• [Challenge]:
Copy all lines of the listing that include the string "Investing".

==========

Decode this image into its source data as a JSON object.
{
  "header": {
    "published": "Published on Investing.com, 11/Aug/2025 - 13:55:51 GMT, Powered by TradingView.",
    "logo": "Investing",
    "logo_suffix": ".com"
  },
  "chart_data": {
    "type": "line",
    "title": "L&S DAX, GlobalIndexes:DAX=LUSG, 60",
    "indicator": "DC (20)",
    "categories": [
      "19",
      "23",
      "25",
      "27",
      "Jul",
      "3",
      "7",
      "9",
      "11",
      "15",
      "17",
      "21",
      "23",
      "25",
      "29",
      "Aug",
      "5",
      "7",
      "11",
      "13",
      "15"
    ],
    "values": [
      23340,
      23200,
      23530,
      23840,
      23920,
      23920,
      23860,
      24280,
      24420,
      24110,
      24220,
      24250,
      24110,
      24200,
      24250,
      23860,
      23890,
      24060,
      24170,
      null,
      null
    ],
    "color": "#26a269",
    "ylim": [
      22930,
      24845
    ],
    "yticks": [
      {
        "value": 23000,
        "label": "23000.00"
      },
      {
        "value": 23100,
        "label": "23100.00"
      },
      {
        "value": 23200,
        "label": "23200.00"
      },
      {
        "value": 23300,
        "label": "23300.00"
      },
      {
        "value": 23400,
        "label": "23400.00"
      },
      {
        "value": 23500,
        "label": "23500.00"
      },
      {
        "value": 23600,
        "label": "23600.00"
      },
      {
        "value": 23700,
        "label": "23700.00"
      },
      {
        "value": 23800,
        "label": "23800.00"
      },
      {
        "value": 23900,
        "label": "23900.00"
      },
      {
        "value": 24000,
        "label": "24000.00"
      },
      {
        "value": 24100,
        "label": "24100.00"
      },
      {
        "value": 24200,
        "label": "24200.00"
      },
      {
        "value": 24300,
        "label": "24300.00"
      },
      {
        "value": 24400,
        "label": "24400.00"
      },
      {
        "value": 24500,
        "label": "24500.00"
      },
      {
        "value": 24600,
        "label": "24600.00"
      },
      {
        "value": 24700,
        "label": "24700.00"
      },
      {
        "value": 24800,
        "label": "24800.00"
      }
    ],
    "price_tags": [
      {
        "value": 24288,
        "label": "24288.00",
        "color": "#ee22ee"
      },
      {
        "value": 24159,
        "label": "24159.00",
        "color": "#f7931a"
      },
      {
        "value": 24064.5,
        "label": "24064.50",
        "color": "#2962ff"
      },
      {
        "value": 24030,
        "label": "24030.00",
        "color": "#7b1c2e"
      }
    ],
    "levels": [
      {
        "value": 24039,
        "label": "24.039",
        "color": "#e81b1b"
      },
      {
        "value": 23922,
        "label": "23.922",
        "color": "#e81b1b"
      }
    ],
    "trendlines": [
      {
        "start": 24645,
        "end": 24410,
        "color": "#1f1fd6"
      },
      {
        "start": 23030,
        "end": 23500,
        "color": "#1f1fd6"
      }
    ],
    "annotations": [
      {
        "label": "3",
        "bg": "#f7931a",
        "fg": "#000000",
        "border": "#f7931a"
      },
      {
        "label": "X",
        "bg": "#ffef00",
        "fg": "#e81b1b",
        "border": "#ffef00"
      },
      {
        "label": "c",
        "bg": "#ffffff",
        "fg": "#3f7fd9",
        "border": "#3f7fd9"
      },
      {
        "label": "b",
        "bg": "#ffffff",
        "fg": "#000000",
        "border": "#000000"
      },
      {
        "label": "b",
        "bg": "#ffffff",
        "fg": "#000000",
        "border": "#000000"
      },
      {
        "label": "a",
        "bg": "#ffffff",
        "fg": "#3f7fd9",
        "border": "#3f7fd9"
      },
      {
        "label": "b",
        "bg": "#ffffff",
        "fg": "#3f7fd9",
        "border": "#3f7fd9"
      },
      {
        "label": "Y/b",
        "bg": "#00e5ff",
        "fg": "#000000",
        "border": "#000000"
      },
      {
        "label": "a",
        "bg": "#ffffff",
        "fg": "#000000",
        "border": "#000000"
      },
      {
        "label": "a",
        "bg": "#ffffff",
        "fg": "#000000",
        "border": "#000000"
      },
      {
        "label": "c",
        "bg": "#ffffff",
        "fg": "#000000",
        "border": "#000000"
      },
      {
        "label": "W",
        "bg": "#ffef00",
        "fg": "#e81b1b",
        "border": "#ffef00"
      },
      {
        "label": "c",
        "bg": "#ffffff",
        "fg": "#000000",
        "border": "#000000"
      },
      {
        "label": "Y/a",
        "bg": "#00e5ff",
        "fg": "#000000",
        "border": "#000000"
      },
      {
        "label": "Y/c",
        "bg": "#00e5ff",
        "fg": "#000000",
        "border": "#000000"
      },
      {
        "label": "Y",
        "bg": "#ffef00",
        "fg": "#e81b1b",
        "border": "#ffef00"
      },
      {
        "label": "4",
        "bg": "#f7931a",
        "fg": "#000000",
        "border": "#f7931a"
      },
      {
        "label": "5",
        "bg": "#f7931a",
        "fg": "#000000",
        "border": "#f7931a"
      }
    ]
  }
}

==========

• [Finished exercise]:
    "published": "Published on Investing.com, 11/Aug/2025 - 13:55:51 GMT, Powered by TradingView.",
    "logo": "Investing",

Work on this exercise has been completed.